Reproduce the entries in full, with no changes.

=-=-=

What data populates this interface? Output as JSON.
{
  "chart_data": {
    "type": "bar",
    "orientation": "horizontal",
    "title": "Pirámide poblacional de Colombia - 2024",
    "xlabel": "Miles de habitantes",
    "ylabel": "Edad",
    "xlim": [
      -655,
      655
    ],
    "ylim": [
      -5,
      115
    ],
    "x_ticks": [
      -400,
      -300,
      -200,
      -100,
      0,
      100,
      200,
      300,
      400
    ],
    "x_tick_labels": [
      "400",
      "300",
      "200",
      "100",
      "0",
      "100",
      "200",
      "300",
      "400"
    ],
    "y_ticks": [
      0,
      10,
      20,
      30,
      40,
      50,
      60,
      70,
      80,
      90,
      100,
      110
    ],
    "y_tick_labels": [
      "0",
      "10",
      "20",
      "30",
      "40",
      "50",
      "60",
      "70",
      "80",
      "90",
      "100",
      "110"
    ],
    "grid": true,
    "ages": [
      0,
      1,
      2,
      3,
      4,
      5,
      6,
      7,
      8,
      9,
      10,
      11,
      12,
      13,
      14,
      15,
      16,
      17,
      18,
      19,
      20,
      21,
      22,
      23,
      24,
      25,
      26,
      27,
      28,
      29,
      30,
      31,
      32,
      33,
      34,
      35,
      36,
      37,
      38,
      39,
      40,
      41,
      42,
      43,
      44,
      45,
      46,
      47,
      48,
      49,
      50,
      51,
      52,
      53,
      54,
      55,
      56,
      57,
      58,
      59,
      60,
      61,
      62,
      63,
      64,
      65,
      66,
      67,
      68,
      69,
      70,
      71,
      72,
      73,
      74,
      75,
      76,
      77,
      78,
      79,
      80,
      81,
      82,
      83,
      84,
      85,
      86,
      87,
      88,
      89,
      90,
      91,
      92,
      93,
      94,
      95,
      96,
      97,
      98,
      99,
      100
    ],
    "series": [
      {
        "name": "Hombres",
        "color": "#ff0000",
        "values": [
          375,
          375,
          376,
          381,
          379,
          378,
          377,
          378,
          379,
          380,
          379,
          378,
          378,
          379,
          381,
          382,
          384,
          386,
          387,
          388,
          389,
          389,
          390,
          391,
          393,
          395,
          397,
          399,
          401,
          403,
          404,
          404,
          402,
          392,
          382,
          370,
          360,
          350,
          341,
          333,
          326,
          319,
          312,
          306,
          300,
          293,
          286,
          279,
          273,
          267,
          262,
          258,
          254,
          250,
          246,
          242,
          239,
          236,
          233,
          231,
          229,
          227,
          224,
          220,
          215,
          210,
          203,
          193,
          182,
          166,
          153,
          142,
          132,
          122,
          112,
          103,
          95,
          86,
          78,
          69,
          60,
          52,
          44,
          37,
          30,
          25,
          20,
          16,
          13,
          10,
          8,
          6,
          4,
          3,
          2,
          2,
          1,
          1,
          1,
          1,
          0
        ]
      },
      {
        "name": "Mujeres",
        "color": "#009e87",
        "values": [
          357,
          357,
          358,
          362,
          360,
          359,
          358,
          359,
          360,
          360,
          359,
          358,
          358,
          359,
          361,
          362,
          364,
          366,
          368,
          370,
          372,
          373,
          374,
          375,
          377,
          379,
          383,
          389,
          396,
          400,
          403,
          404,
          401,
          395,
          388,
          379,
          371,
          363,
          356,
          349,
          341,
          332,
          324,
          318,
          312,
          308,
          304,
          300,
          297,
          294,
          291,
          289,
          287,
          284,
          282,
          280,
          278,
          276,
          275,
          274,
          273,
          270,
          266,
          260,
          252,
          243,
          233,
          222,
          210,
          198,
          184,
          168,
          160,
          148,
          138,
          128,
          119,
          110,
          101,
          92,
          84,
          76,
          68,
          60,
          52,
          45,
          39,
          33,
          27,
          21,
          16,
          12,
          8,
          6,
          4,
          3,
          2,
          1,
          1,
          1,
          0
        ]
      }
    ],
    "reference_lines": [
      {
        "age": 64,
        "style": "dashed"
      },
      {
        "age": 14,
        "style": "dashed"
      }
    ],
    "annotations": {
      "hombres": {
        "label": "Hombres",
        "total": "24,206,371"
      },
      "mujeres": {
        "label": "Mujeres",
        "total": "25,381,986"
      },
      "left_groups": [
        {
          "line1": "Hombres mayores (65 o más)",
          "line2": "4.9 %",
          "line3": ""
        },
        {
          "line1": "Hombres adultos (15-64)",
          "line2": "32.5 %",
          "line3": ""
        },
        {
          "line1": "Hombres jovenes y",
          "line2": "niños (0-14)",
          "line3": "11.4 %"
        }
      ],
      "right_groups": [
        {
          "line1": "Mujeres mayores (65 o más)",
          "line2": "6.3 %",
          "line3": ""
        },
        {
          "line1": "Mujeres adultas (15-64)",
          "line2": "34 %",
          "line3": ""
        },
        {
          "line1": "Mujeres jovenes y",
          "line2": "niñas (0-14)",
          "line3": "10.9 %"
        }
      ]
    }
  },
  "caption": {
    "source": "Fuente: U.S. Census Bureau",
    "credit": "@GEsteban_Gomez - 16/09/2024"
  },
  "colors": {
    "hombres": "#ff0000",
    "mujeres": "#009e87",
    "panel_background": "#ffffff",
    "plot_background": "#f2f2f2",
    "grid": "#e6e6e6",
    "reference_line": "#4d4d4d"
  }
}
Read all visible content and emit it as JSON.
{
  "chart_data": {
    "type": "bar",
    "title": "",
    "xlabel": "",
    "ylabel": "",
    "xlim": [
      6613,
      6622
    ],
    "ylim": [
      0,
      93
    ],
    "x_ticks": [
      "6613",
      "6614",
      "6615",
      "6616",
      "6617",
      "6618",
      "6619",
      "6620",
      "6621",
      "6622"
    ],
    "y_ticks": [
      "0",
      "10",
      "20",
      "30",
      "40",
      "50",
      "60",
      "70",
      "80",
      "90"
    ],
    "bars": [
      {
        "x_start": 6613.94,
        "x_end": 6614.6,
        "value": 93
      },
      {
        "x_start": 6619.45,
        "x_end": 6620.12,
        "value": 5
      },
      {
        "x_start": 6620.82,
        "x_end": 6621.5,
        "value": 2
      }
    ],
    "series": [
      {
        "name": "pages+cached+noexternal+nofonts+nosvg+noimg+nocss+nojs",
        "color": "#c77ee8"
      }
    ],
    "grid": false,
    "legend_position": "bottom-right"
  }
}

=-=-=

**Reply**
What data populates this interface? Output as JSON.
{
  "chart_data": {
    "type": "bar",
    "orientation": "horizontal",
    "title": "Pirámide poblacional de Colombia - 2024",
    "xlabel": "Miles de habitantes",
    "ylabel": "Edad",
    "xlim": [
      -655,
      655
    ],
    "ylim": [
      -5,
      115
    ],
    "x_ticks": [
      -400,
      -300,
      -200,
      -100,
      0,
      100,
      200,
      300,
      400
    ],
    "x_tick_labels": [
      "400",
      "300",
      "200",
      "100",
      "0",
      "100",
      "200",
      "300",
      "400"
    ],
    "y_ticks": [
      0,
      10,
      20,
      30,
      40,
      50,
      60,
      70,
      80,
      90,
      100,
      110
    ],
    "y_tick_labels": [
      "0",
      "10",
      "20",
      "30",
      "40",
      "50",
      "60",
      "70",
      "80",
      "90",
      "100",
      "110"
    ],
    "grid": true,
    "ages": [
      0,
      1,
      2,
      3,
      4,
      5,
      6,
      7,
      8,
      9,
      10,
      11,
      12,
      13,
      14,
      15,
      16,
      17,
      18,
      19,
      20,
      21,
      22,
      23,
      24,
      25,
      26,
      27,
      28,
      29,
      30,
      31,
      32,
      33,
      34,
      35,
      36,
      37,
      38,
      39,
      40,
      41,
      42,
      43,
      44,
      45,
      46,
      47,
      48,
      49,
      50,
      51,
      52,
      53,
      54,
      55,
      56,
      57,
      58,
      59,
      60,
      61,
      62,
      63,
      64,
      65,
      66,
      67,
      68,
      69,
      70,
      71,
      72,
      73,
      74,
      75,
      76,
      77,
      78,
      79,
      80,
      81,
      82,
      83,
      84,
      85,
      86,
      87,
      88,
      89,
      90,
      91,
      92,
      93,
      94,
      95,
      96,
      97,
      98,
      99,
      100
    ],
    "series": [
      {
        "name": "Hombres",
        "color": "#ff0000",
        "values": [
          375,
          375,
          376,
          381,
          379,
          378,
          377,
          378,
          379,
          380,
          379,
          378,
          378,
          379,
          381,
          382,
          384,
          386,
          387,
          388,
          389,
          389,
          390,
          391,
          393,
          395,
          397,
          399,
          401,
          403,
          404,
          404,
          402,
          392,
          382,
          370,
          360,
          350,
          341,
          333,
          326,
          319,
          312,
          306,
          300,
          293,
          286,
          279,
          273,
          267,
          262,
          258,
          254,
          250,
          246,
          242,
          239,
          236,
          233,
          231,
          229,
          227,
          224,
          220,
          215,
          210,
          203,
          193,
          182,
          166,
          153,
          142,
          132,
          122,
          112,
          103,
          95,
          86,
          78,
          69,
          60,
          52,
          44,
          37,
          30,
          25,
          20,
          16,
          13,
          10,
          8,
          6,
          4,
          3,
          2,
          2,
          1,
          1,
          1,
          1,
          0
        ]
      },
      {
        "name": "Mujeres",
        "color": "#009e87",
        "values": [
          357,
          357,
          358,
          362,
          360,
          359,
          358,
          359,
          360,
          360,
          359,
          358,
          358,
          359,
          361,
          362,
          364,
          366,
          368,
          370,
          372,
          373,
          374,
          375,
          377,
          379,
          383,
          389,
          396,
          400,
          403,
          404,
          401,
          395,
          388,
          379,
          371,
          363,
          356,
          349,
          341,
          332,
          324,
          318,
          312,
          308,
          304,
          300,
          297,
          294,
          291,
          289,
          287,
          284,
          282,
          280,
          278,
          276,
          275,
          274,
          273,
          270,
          266,
          260,
          252,
          243,
          233,
          222,
          210,
          198,
          184,
          168,
          160,
          148,
          138,
          128,
          119,
          110,
          101,
          92,
          84,
          76,
          68,
          60,
          52,
          45,
          39,
          33,
          27,
          21,
          16,
          12,
          8,
          6,
          4,
          3,
          2,
          1,
          1,
          1,
          0
        ]
      }
    ],
    "reference_lines": [
      {
        "age": 64,
        "style": "dashed"
      },
      {
        "age": 14,
        "style": "dashed"
      }
    ],
    "annotations": {
      "hombres": {
        "label": "Hombres",
        "total": "24,206,371"
      },
      "mujeres": {
        "label": "Mujeres",
        "total": "25,381,986"
      },
      "left_groups": [
        {
          "line1": "Hombres mayores (65 o más)",
          "line2": "4.9 %",
          "line3": ""
        },
        {
          "line1": "Hombres adultos (15-64)",
          "line2": "32.5 %",
          "line3": ""
        },
        {
          "line1": "Hombres jovenes y",
          "line2": "niños (0-14)",
          "line3": "11.4 %"
        }
      ],
      "right_groups": [
        {
          "line1": "Mujeres mayores (65 o más)",
          "line2": "6.3 %",
          "line3": ""
        },
        {
          "line1": "Mujeres adultas (15-64)",
          "line2": "34 %",
          "line3": ""
        },
        {
          "line1": "Mujeres jovenes y",
          "line2": "niñas (0-14)",
          "line3": "10.9 %"
        }
      ]
    }
  },
  "caption": {
    "source": "Fuente: U.S. Census Bureau",
    "credit": "@GEsteban_Gomez - 16/09/2024"
  },
  "colors": {
    "hombres": "#ff0000",
    "mujeres": "#009e87",
    "panel_background": "#ffffff",
    "plot_background": "#f2f2f2",
    "grid": "#e6e6e6",
    "reference_line": "#4d4d4d"
  }
}
Read all visible content and emit it as JSON.
{
  "chart_data": {
    "type": "bar",
    "title": "",
    "xlabel": "",
    "ylabel": "",
    "xlim": [
      6613,
      6622
    ],
    "ylim": [
      0,
      93
    ],
    "x_ticks": [
      "6613",
      "6614",
      "6615",
      "6616",
      "6617",
      "6618",
      "6619",
      "6620",
      "6621",
      "6622"
    ],
    "y_ticks": [
      "0",
      "10",
      "20",
      "30",
      "40",
      "50",
      "60",
      "70",
      "80",
      "90"
    ],
    "bars": [
      {
        "x_start": 6613.94,
        "x_end": 6614.6,
        "value": 93
      },
      {
        "x_start": 6619.45,
        "x_end": 6620.12,
        "value": 5
      },
      {
        "x_start": 6620.82,
        "x_end": 6621.5,
        "value": 2
      }
    ],
    "series": [
      {
        "name": "pages+cached+noexternal+nofonts+nosvg+noimg+nocss+nojs",
        "color": "#c77ee8"
      }
    ],
    "grid": false,
    "legend_position": "bottom-right"
  }
}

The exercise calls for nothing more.